> EXERCISE BRIEF
The following data is to be repeated exactly, its pictures excluded.

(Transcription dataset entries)
• • • •

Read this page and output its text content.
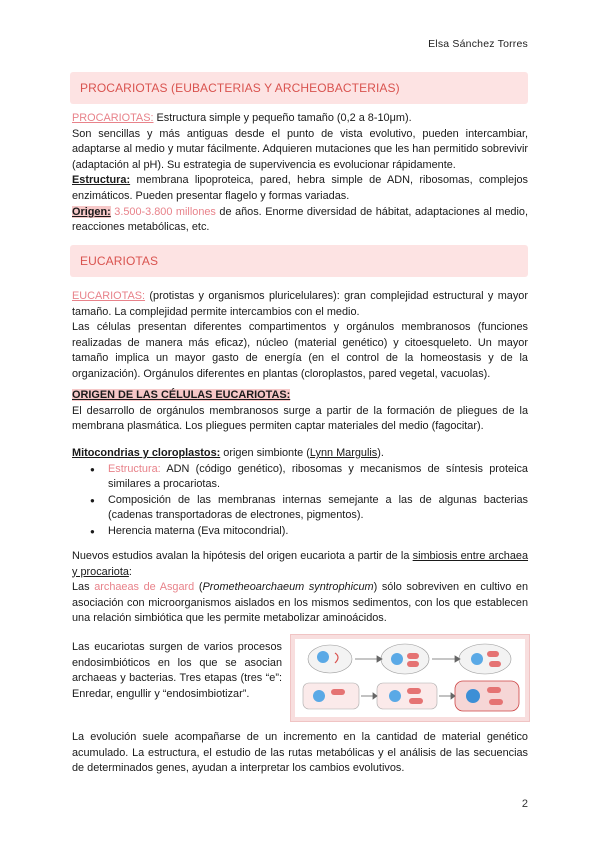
Elsa Sánchez Torres
PROCARIOTAS (EUBACTERIAS Y ARCHEOBACTERIAS)

PROCARIOTAS: Estructura simple y pequeño tamaño (0,2 a 8-10μm).

Son sencillas y más antiguas desde el punto de vista evolutivo, pueden intercambiar, adaptarse al medio y mutar fácilmente. Adquieren mutaciones que les han permitido sobrevivir (adaptación al pH). Su estrategia de supervivencia es evolucionar rápidamente.

Estructura: membrana lipoproteica, pared, hebra simple de ADN, ribosomas, complejos enzimáticos. Pueden presentar flagelo y formas variadas.

Origen: 3.500-3.800 millones de años. Enorme diversidad de hábitat, adaptaciones al medio, reacciones metabólicas, etc.

EUCARIOTAS

EUCARIOTAS: (protistas y organismos pluricelulares): gran complejidad estructural y mayor tamaño. La complejidad permite intercambios con el medio.

Las células presentan diferentes compartimentos y orgánulos membranosos (funciones realizadas de manera más eficaz), núcleo (material genético) y citoesqueleto. Un mayor tamaño implica un mayor gasto de energía (en el control de la homeostasis y de la organización). Orgánulos diferentes en plantas (cloroplastos, pared vegetal, vacuolas).

ORIGEN DE LAS CÉLULAS EUCARIOTAS:

El desarrollo de orgánulos membranosos surge a partir de la formación de pliegues de la membrana plasmática. Los pliegues permiten captar materiales del medio (fagocitar).

Mitocondrias y cloroplastos: origen simbionte (Lynn Margulis).

● Estructura: ADN (código genético), ribosomas y mecanismos de síntesis proteica similares a procariotas.
● Composición de las membranas internas semejante a las de algunas bacterias (cadenas transportadoras de electrones, pigmentos).
● Herencia materna (Eva mitocondrial).

Nuevos estudios avalan la hipótesis del origen eucariota a partir de la simbiosis entre archaea y procariota:

Las archaeas de Asgard (Prometheoarchaeum syntrophicum) sólo sobreviven en cultivo en asociación con microorganismos aislados en los mismos sedimentos, con los que establecen una relación simbiótica que les permite metabolizar aminoácidos.

Las eucariotas surgen de varios procesos endosimbióticos en los que se asocian archaeas y bacterias. Tres etapas (tres “e”: Enredar, engullir y “endosimbiotizar”.

La evolución suele acompañarse de un incremento en la cantidad de material genético acumulado. La estructura, el estudio de las rutas metabólicas y el análisis de las secuencias de determinados genes, ayudan a interpretar los cambios evolutivos.

2
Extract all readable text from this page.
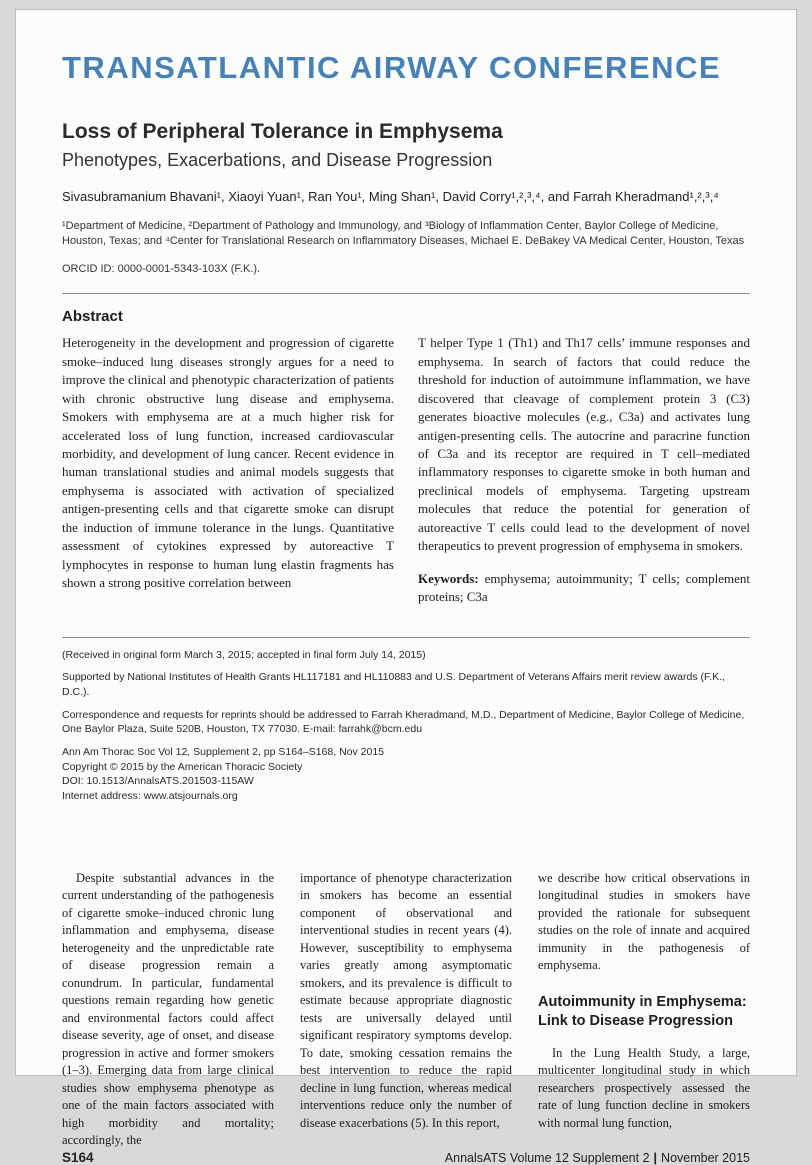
TRANSATLANTIC AIRWAY CONFERENCE
Loss of Peripheral Tolerance in Emphysema
Phenotypes, Exacerbations, and Disease Progression
Sivasubramanium Bhavani¹, Xiaoyi Yuan¹, Ran You¹, Ming Shan¹, David Corry¹,²,³,⁴, and Farrah Kheradmand¹,²,³,⁴
¹Department of Medicine, ²Department of Pathology and Immunology, and ³Biology of Inflammation Center, Baylor College of Medicine, Houston, Texas; and ⁴Center for Translational Research on Inflammatory Diseases, Michael E. DeBakey VA Medical Center, Houston, Texas
ORCID ID: 0000-0001-5343-103X (F.K.).
Abstract
Heterogeneity in the development and progression of cigarette smoke–induced lung diseases strongly argues for a need to improve the clinical and phenotypic characterization of patients with chronic obstructive lung disease and emphysema. Smokers with emphysema are at a much higher risk for accelerated loss of lung function, increased cardiovascular morbidity, and development of lung cancer. Recent evidence in human translational studies and animal models suggests that emphysema is associated with activation of specialized antigen-presenting cells and that cigarette smoke can disrupt the induction of immune tolerance in the lungs. Quantitative assessment of cytokines expressed by autoreactive T lymphocytes in response to human lung elastin fragments has shown a strong positive correlation between
T helper Type 1 (Th1) and Th17 cells’ immune responses and emphysema. In search of factors that could reduce the threshold for induction of autoimmune inflammation, we have discovered that cleavage of complement protein 3 (C3) generates bioactive molecules (e.g., C3a) and activates lung antigen-presenting cells. The autocrine and paracrine function of C3a and its receptor are required in T cell–mediated inflammatory responses to cigarette smoke in both human and preclinical models of emphysema. Targeting upstream molecules that reduce the potential for generation of autoreactive T cells could lead to the development of novel therapeutics to prevent progression of emphysema in smokers.
Keywords: emphysema; autoimmunity; T cells; complement proteins; C3a
(Received in original form March 3, 2015; accepted in final form July 14, 2015)
Supported by National Institutes of Health Grants HL117181 and HL110883 and U.S. Department of Veterans Affairs merit review awards (F.K., D.C.).
Correspondence and requests for reprints should be addressed to Farrah Kheradmand, M.D., Department of Medicine, Baylor College of Medicine, One Baylor Plaza, Suite 520B, Houston, TX 77030. E-mail: farrahk@bcm.edu
Ann Am Thorac Soc Vol 12, Supplement 2, pp S164–S168, Nov 2015
Copyright © 2015 by the American Thoracic Society
DOI: 10.1513/AnnalsATS.201503-115AW
Internet address: www.atsjournals.org

Despite substantial advances in the current understanding of the pathogenesis of cigarette smoke–induced chronic lung inflammation and emphysema, disease heterogeneity and the unpredictable rate of disease progression remain a conundrum. In particular, fundamental questions remain regarding how genetic and environmental factors could affect disease severity, age of onset, and disease progression in active and former smokers (1–3). Emerging data from large clinical studies show emphysema phenotype as one of the main factors associated with high morbidity and mortality; accordingly, the

importance of phenotype characterization in smokers has become an essential component of observational and interventional studies in recent years (4). However, susceptibility to emphysema varies greatly among asymptomatic smokers, and its prevalence is difficult to estimate because appropriate diagnostic tests are universally delayed until significant respiratory symptoms develop. To date, smoking cessation remains the best intervention to reduce the rapid decline in lung function, whereas medical interventions reduce only the number of disease exacerbations (5). In this report,

we describe how critical observations in longitudinal studies in smokers have provided the rationale for subsequent studies on the role of innate and acquired immunity in the pathogenesis of emphysema.

Autoimmunity in Emphysema: Link to Disease Progression

In the Lung Health Study, a large, multicenter longitudinal study in which researchers prospectively assessed the rate of lung function decline in smokers with normal lung function,

S164	AnnalsATS Volume 12 Supplement 2 | November 2015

• • • •

> WRITTEN RESPONSE
Read this page and output its text content.
Elsa Sánchez Torres
PROCARIOTAS (EUBACTERIAS Y ARCHEOBACTERIAS)

PROCARIOTAS: Estructura simple y pequeño tamaño (0,2 a 8-10μm).

Son sencillas y más antiguas desde el punto de vista evolutivo, pueden intercambiar, adaptarse al medio y mutar fácilmente. Adquieren mutaciones que les han permitido sobrevivir (adaptación al pH). Su estrategia de supervivencia es evolucionar rápidamente.

Estructura: membrana lipoproteica, pared, hebra simple de ADN, ribosomas, complejos enzimáticos. Pueden presentar flagelo y formas variadas.

Origen: 3.500-3.800 millones de años. Enorme diversidad de hábitat, adaptaciones al medio, reacciones metabólicas, etc.

EUCARIOTAS

EUCARIOTAS: (protistas y organismos pluricelulares): gran complejidad estructural y mayor tamaño. La complejidad permite intercambios con el medio.

Las células presentan diferentes compartimentos y orgánulos membranosos (funciones realizadas de manera más eficaz), núcleo (material genético) y citoesqueleto. Un mayor tamaño implica un mayor gasto de energía (en el control de la homeostasis y de la organización). Orgánulos diferentes en plantas (cloroplastos, pared vegetal, vacuolas).

ORIGEN DE LAS CÉLULAS EUCARIOTAS:

El desarrollo de orgánulos membranosos surge a partir de la formación de pliegues de la membrana plasmática. Los pliegues permiten captar materiales del medio (fagocitar).

Mitocondrias y cloroplastos: origen simbionte (Lynn Margulis).

● Estructura: ADN (código genético), ribosomas y mecanismos de síntesis proteica similares a procariotas.
● Composición de las membranas internas semejante a las de algunas bacterias (cadenas transportadoras de electrones, pigmentos).
● Herencia materna (Eva mitocondrial).

Nuevos estudios avalan la hipótesis del origen eucariota a partir de la simbiosis entre archaea y procariota:

Las archaeas de Asgard (Prometheoarchaeum syntrophicum) sólo sobreviven en cultivo en asociación con microorganismos aislados en los mismos sedimentos, con los que establecen una relación simbiótica que les permite metabolizar aminoácidos.

Las eucariotas surgen de varios procesos endosimbióticos en los que se asocian archaeas y bacterias. Tres etapas (tres “e”: Enredar, engullir y “endosimbiotizar”.

La evolución suele acompañarse de un incremento en la cantidad de material genético acumulado. La estructura, el estudio de las rutas metabólicas y el análisis de las secuencias de determinados genes, ayudan a interpretar los cambios evolutivos.

2
Extract all readable text from this page.
TRANSATLANTIC AIRWAY CONFERENCE
Loss of Peripheral Tolerance in Emphysema
Phenotypes, Exacerbations, and Disease Progression
Sivasubramanium Bhavani¹, Xiaoyi Yuan¹, Ran You¹, Ming Shan¹, David Corry¹,²,³,⁴, and Farrah Kheradmand¹,²,³,⁴
¹Department of Medicine, ²Department of Pathology and Immunology, and ³Biology of Inflammation Center, Baylor College of Medicine, Houston, Texas; and ⁴Center for Translational Research on Inflammatory Diseases, Michael E. DeBakey VA Medical Center, Houston, Texas
ORCID ID: 0000-0001-5343-103X (F.K.).
Abstract
Heterogeneity in the development and progression of cigarette smoke–induced lung diseases strongly argues for a need to improve the clinical and phenotypic characterization of patients with chronic obstructive lung disease and emphysema. Smokers with emphysema are at a much higher risk for accelerated loss of lung function, increased cardiovascular morbidity, and development of lung cancer. Recent evidence in human translational studies and animal models suggests that emphysema is associated with activation of specialized antigen-presenting cells and that cigarette smoke can disrupt the induction of immune tolerance in the lungs. Quantitative assessment of cytokines expressed by autoreactive T lymphocytes in response to human lung elastin fragments has shown a strong positive correlation between
T helper Type 1 (Th1) and Th17 cells’ immune responses and emphysema. In search of factors that could reduce the threshold for induction of autoimmune inflammation, we have discovered that cleavage of complement protein 3 (C3) generates bioactive molecules (e.g., C3a) and activates lung antigen-presenting cells. The autocrine and paracrine function of C3a and its receptor are required in T cell–mediated inflammatory responses to cigarette smoke in both human and preclinical models of emphysema. Targeting upstream molecules that reduce the potential for generation of autoreactive T cells could lead to the development of novel therapeutics to prevent progression of emphysema in smokers.
Keywords: emphysema; autoimmunity; T cells; complement proteins; C3a
(Received in original form March 3, 2015; accepted in final form July 14, 2015)
Supported by National Institutes of Health Grants HL117181 and HL110883 and U.S. Department of Veterans Affairs merit review awards (F.K., D.C.).
Correspondence and requests for reprints should be addressed to Farrah Kheradmand, M.D., Department of Medicine, Baylor College of Medicine, One Baylor Plaza, Suite 520B, Houston, TX 77030. E-mail: farrahk@bcm.edu
Ann Am Thorac Soc Vol 12, Supplement 2, pp S164–S168, Nov 2015
Copyright © 2015 by the American Thoracic Society
DOI: 10.1513/AnnalsATS.201503-115AW
Internet address: www.atsjournals.org

Despite substantial advances in the current understanding of the pathogenesis of cigarette smoke–induced chronic lung inflammation and emphysema, disease heterogeneity and the unpredictable rate of disease progression remain a conundrum. In particular, fundamental questions remain regarding how genetic and environmental factors could affect disease severity, age of onset, and disease progression in active and former smokers (1–3). Emerging data from large clinical studies show emphysema phenotype as one of the main factors associated with high morbidity and mortality; accordingly, the

importance of phenotype characterization in smokers has become an essential component of observational and interventional studies in recent years (4). However, susceptibility to emphysema varies greatly among asymptomatic smokers, and its prevalence is difficult to estimate because appropriate diagnostic tests are universally delayed until significant respiratory symptoms develop. To date, smoking cessation remains the best intervention to reduce the rapid decline in lung function, whereas medical interventions reduce only the number of disease exacerbations (5). In this report,

we describe how critical observations in longitudinal studies in smokers have provided the rationale for subsequent studies on the role of innate and acquired immunity in the pathogenesis of emphysema.

Autoimmunity in Emphysema: Link to Disease Progression

In the Lung Health Study, a large, multicenter longitudinal study in which researchers prospectively assessed the rate of lung function decline in smokers with normal lung function,

S164	AnnalsATS Volume 12 Supplement 2 | November 2015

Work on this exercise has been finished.